◆ **EXERCISE REQUIREMENTS**
Look through the lines below and extract any with the word "JSON".

◆ **DATA LISTING**
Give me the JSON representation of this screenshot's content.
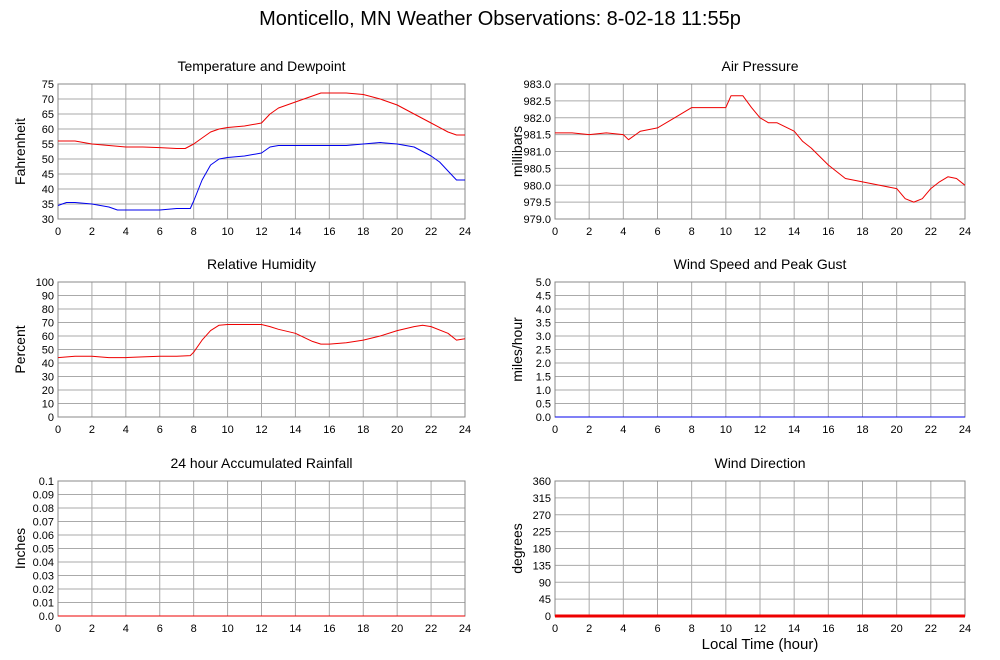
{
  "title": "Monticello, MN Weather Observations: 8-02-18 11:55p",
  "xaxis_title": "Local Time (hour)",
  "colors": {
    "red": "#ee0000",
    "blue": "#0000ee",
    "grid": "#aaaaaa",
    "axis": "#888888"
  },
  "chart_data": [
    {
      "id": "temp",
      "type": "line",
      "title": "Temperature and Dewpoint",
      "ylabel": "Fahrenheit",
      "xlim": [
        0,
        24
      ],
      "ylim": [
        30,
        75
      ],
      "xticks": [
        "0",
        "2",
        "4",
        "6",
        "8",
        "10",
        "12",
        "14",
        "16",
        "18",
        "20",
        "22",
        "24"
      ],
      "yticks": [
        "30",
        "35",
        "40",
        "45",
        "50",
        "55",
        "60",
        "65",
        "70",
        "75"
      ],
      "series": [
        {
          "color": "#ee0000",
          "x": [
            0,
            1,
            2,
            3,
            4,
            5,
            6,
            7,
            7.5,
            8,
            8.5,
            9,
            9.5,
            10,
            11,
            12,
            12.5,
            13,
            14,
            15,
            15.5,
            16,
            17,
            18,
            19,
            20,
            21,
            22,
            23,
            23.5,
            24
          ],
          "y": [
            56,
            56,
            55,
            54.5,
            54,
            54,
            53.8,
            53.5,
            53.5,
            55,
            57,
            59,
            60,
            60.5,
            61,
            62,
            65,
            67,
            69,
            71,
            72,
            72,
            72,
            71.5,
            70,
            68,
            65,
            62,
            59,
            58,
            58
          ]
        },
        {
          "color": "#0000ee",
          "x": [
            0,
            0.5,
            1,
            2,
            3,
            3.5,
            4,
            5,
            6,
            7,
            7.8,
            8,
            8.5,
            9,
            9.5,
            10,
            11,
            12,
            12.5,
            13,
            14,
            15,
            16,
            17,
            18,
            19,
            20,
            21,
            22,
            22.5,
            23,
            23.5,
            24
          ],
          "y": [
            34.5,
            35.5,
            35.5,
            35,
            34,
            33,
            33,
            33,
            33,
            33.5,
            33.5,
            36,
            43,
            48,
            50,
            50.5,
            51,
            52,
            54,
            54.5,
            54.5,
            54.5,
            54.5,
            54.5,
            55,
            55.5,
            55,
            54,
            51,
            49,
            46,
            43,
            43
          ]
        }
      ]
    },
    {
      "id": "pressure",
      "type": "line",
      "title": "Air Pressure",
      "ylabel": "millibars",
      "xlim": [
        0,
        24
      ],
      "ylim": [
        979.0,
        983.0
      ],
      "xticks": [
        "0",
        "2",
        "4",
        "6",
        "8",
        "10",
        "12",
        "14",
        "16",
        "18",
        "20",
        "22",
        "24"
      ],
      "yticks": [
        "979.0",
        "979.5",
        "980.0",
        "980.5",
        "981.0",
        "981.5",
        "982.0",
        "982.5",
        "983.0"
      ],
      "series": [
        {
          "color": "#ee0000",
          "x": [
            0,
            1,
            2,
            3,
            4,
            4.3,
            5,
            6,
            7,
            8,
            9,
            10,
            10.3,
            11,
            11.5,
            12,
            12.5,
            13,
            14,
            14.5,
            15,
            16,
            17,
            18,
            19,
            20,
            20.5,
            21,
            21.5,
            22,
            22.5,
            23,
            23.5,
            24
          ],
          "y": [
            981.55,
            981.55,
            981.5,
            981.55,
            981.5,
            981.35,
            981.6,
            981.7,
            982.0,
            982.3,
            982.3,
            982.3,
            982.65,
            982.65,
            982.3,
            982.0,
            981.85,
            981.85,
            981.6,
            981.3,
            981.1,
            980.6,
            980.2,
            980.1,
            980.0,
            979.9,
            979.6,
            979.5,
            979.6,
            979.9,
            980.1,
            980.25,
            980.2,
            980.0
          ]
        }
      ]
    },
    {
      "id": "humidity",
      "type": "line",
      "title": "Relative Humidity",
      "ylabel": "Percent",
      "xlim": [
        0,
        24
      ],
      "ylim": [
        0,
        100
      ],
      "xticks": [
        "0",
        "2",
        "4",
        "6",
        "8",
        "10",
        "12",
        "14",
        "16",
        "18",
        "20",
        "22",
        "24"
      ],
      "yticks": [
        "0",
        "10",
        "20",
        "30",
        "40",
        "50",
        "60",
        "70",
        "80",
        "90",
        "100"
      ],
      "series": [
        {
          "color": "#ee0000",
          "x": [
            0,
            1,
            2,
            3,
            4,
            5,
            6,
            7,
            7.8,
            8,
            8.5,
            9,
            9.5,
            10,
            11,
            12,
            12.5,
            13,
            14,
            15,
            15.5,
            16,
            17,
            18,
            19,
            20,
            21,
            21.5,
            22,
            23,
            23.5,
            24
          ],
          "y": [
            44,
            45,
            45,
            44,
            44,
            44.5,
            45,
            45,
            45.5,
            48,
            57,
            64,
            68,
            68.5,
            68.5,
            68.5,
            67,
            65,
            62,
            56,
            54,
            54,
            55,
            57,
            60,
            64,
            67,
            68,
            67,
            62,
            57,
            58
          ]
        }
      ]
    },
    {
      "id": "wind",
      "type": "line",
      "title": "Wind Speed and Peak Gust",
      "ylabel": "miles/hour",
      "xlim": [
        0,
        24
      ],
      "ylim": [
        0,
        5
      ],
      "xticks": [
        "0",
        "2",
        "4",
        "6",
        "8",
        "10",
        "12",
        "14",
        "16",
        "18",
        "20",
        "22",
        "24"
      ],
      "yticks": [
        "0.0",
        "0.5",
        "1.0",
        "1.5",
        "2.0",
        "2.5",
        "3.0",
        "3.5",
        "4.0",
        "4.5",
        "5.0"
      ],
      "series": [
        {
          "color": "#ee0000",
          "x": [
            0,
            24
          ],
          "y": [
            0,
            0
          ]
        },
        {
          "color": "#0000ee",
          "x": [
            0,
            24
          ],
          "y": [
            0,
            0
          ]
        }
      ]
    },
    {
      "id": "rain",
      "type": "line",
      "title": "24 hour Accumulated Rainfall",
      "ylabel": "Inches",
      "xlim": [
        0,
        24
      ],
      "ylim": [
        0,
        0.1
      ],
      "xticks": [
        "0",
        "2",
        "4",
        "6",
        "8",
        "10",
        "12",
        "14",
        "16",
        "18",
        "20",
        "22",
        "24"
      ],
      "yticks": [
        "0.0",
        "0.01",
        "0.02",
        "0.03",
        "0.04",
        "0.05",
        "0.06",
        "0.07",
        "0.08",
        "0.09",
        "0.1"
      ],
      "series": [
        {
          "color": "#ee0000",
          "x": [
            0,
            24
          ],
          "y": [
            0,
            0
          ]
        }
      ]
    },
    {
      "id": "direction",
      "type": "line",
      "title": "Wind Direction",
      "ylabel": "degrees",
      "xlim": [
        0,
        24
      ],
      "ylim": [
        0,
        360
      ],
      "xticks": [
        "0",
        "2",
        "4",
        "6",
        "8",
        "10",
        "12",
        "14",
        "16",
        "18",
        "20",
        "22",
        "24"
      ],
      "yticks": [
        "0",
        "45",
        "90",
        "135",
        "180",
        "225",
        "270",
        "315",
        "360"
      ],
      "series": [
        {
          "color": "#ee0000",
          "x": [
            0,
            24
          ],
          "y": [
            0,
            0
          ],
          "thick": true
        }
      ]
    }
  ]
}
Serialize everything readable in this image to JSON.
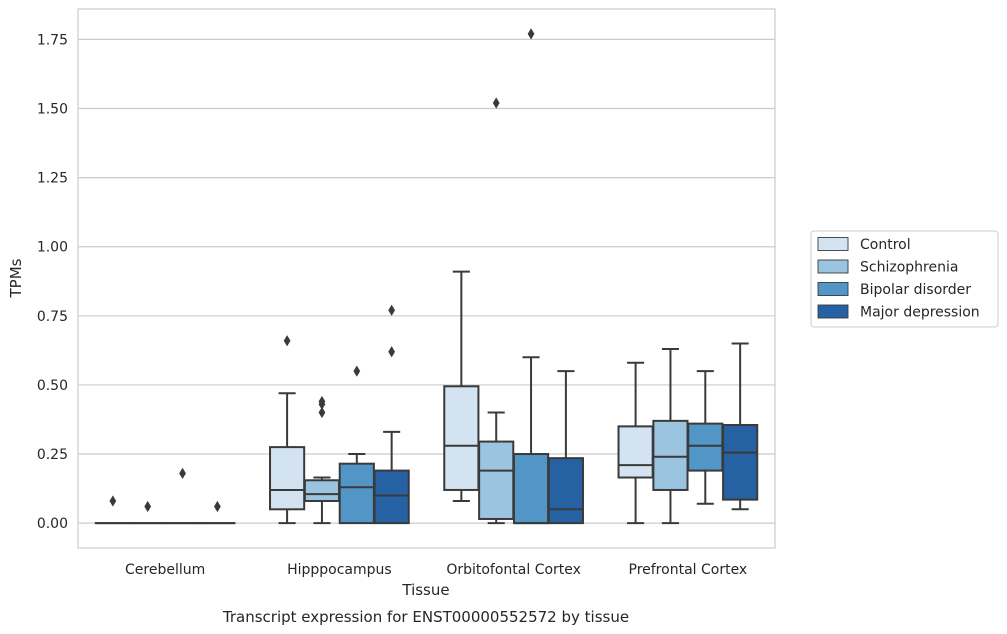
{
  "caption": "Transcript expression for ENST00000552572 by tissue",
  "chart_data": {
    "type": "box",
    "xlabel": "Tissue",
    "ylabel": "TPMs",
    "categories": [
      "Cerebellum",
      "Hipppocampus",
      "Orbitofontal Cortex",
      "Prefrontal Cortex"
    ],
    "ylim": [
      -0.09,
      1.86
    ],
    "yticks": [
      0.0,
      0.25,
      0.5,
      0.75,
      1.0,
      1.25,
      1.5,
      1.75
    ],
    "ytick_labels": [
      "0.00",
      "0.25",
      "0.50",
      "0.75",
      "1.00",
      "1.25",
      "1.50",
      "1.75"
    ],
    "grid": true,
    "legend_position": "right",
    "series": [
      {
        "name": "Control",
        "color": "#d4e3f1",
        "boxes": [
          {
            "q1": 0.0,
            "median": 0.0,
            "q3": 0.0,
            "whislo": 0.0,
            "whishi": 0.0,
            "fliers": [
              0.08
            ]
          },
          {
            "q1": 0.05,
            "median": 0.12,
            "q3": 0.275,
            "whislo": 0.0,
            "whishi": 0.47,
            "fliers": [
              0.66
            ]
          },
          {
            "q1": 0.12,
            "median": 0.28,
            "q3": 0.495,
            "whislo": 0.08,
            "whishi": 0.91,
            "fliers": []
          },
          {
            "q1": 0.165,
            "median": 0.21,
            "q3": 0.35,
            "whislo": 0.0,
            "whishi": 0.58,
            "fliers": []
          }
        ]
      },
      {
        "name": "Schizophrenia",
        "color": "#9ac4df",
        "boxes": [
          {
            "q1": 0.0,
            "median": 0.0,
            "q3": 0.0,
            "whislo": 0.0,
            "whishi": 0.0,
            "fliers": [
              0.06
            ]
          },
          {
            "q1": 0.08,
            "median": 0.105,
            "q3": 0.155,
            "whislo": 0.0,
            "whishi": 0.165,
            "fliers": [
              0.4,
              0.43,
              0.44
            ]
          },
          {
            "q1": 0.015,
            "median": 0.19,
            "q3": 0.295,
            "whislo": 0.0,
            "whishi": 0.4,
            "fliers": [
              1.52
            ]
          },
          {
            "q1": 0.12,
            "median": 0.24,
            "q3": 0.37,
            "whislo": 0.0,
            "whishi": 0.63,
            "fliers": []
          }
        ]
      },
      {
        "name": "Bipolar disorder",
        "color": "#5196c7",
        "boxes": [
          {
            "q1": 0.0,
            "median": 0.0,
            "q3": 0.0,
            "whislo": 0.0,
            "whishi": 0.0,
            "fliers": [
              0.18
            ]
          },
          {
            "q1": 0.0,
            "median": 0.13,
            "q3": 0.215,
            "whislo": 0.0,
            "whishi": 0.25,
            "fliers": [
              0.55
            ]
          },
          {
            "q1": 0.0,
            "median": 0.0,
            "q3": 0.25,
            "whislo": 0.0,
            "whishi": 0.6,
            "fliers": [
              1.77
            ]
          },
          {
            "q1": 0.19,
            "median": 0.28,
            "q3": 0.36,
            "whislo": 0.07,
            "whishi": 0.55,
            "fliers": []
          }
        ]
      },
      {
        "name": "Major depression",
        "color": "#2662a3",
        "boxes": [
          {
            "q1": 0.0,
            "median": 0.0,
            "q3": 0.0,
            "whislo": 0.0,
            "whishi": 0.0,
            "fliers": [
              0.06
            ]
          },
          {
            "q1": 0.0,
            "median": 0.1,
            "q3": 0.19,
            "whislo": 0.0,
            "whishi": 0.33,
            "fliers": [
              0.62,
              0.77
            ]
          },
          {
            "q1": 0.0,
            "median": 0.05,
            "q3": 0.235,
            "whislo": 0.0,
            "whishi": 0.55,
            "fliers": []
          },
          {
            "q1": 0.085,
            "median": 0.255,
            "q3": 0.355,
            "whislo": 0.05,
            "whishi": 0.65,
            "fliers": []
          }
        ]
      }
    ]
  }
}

◆ **SOLUTION BELOW**
Give me the JSON representation of this screenshot's content.
Serialize everything readable in this image to JSON.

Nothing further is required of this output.